==== Document extract ====

You probably have a vision in your head of endless stretches of grey cubicles, stolid and unremarkable office buildings and pale minions toiling away endlessly entering data and filling out long forms, painfully ensuring everything that need be ticked is correctly ticked. You probably think of bureaucracy synonymously with government. You may think too, of surveillance in terms of cameras everywhere. That’s just a small part of it. Business is very bureaucratic too, always has been.

So what is surveillance bureaucracy and why should we take note? What are the implications and how do we deal with it?

In short, surveillance bureaucracy is the use of a number of digital technologies, from sensors, to tags we wear, cameras in buildings and inside vehicles, productivity monitoring software (like keystroke monitoring) to online forms, time sheets, apps on our mobile devices to the myriad policies, rules and regulations that surround these digital technologies. It is using surveillance technologies to improve efficiency and compliance. It is scary. But there is hope.

The rise of surveillance bureaucracy wasn’t something planned. There was, and is, no deliberate and elaborate scheme to get where we are and may well be going in the short term. That’s the wistful daftness of conspiracy theorists. Instead, it is much the same as how we arrived at surveillance capitalism as Dr. Shoshana Zuboff has so eloquently defined it. They kind of happened in lockstep, in a messy, haphazard way.

While a Medium post is not really the ideal space to go into detail, I’ll try to summarise it here. More detail will be in my forthcoming book, Digital Sapiens. Bureaucracy features heavily as an aspect of modern culture around the world.

====

» **Set problem a**:
Print the rows word for word, starting with the first row and going on through the row with "scatter-cell <box>432 263 435 267</box>".

==== Records for this exercise ====

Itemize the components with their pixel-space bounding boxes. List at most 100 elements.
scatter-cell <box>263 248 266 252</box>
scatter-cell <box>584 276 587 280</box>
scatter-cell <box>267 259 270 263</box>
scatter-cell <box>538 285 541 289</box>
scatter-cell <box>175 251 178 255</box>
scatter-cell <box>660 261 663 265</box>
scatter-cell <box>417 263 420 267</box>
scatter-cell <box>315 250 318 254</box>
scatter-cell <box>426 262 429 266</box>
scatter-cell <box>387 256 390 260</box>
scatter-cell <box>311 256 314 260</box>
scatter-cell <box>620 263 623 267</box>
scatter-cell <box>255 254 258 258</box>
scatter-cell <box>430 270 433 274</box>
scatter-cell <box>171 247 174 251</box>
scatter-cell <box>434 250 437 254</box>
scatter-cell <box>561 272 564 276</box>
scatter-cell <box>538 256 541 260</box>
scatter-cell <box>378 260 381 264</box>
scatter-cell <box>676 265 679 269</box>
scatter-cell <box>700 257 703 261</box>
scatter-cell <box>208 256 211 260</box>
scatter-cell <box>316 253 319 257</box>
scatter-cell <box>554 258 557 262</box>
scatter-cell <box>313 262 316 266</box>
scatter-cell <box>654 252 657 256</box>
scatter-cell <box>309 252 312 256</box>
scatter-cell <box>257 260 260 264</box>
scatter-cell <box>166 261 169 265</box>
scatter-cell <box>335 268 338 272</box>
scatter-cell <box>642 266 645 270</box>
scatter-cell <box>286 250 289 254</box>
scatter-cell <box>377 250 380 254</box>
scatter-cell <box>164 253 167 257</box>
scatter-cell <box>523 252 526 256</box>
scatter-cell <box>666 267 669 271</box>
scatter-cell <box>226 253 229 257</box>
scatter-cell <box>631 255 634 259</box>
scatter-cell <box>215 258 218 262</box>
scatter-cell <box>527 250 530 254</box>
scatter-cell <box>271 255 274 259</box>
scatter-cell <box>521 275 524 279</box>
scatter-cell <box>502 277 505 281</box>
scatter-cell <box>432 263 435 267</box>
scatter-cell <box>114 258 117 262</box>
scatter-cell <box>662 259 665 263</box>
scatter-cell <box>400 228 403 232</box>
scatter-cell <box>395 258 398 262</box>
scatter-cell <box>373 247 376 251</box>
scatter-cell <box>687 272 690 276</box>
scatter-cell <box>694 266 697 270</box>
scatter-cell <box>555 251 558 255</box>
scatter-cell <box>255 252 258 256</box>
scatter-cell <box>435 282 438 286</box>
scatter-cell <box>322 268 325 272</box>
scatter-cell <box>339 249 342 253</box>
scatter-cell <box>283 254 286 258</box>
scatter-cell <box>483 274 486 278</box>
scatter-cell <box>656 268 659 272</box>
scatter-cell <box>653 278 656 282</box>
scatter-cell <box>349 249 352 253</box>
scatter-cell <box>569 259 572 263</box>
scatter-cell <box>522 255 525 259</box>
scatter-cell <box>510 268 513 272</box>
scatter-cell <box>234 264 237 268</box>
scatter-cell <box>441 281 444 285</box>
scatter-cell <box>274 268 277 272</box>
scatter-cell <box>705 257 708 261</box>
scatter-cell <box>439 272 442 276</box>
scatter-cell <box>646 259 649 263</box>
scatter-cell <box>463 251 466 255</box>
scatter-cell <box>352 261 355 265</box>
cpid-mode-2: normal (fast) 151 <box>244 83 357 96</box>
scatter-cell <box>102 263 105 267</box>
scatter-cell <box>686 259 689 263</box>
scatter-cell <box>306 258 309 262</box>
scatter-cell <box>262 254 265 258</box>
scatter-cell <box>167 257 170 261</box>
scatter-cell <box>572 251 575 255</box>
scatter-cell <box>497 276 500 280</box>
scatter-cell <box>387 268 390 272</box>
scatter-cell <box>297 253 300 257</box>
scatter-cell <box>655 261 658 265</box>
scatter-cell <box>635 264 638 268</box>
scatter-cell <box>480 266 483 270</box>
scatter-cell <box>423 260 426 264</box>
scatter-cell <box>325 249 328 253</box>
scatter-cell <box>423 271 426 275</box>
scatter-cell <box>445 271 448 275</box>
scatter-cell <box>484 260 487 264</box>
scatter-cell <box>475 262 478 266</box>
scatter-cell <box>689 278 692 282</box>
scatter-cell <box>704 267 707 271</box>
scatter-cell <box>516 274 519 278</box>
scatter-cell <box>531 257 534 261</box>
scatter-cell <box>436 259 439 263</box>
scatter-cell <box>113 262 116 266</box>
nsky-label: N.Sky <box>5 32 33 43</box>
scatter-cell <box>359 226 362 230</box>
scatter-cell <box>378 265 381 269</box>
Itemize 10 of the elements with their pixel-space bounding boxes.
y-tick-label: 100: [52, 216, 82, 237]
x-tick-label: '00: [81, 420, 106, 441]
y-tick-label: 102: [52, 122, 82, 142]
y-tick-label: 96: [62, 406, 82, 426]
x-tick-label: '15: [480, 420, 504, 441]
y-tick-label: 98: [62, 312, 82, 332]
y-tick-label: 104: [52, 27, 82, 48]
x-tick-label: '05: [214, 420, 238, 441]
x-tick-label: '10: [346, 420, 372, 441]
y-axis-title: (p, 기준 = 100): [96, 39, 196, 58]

====

» **Set problem b**:
Output the surveillance bureaucracy passage word for word, starting with "The rise of" and going on through "around the world.".

» **Full answer a**:
Itemize the components with their pixel-space bounding boxes. List at most 100 elements.
scatter-cell <box>263 248 266 252</box>
scatter-cell <box>584 276 587 280</box>
scatter-cell <box>267 259 270 263</box>
scatter-cell <box>538 285 541 289</box>
scatter-cell <box>175 251 178 255</box>
scatter-cell <box>660 261 663 265</box>
scatter-cell <box>417 263 420 267</box>
scatter-cell <box>315 250 318 254</box>
scatter-cell <box>426 262 429 266</box>
scatter-cell <box>387 256 390 260</box>
scatter-cell <box>311 256 314 260</box>
scatter-cell <box>620 263 623 267</box>
scatter-cell <box>255 254 258 258</box>
scatter-cell <box>430 270 433 274</box>
scatter-cell <box>171 247 174 251</box>
scatter-cell <box>434 250 437 254</box>
scatter-cell <box>561 272 564 276</box>
scatter-cell <box>538 256 541 260</box>
scatter-cell <box>378 260 381 264</box>
scatter-cell <box>676 265 679 269</box>
scatter-cell <box>700 257 703 261</box>
scatter-cell <box>208 256 211 260</box>
scatter-cell <box>316 253 319 257</box>
scatter-cell <box>554 258 557 262</box>
scatter-cell <box>313 262 316 266</box>
scatter-cell <box>654 252 657 256</box>
scatter-cell <box>309 252 312 256</box>
scatter-cell <box>257 260 260 264</box>
scatter-cell <box>166 261 169 265</box>
scatter-cell <box>335 268 338 272</box>
scatter-cell <box>642 266 645 270</box>
scatter-cell <box>286 250 289 254</box>
scatter-cell <box>377 250 380 254</box>
scatter-cell <box>164 253 167 257</box>
scatter-cell <box>523 252 526 256</box>
scatter-cell <box>666 267 669 271</box>
scatter-cell <box>226 253 229 257</box>
scatter-cell <box>631 255 634 259</box>
scatter-cell <box>215 258 218 262</box>
scatter-cell <box>527 250 530 254</box>
scatter-cell <box>271 255 274 259</box>
scatter-cell <box>521 275 524 279</box>
scatter-cell <box>502 277 505 281</box>
scatter-cell <box>432 263 435 267</box>

» **Full answer b**:
The rise of surveillance bureaucracy wasn’t something planned. There was, and is, no deliberate and elaborate scheme to get where we are and may well be going in the short term. That’s the wistful daftness of conspiracy theorists. Instead, it is much the same as how we arrived at surveillance capitalism as Dr. Shoshana Zuboff has so eloquently defined it. They kind of happened in lockstep, in a messy, haphazard way.

While a Medium post is not really the ideal space to go into detail, I’ll try to summarise it here. More detail will be in my forthcoming book, Digital Sapiens. Bureaucracy features heavily as an aspect of modern culture around the world.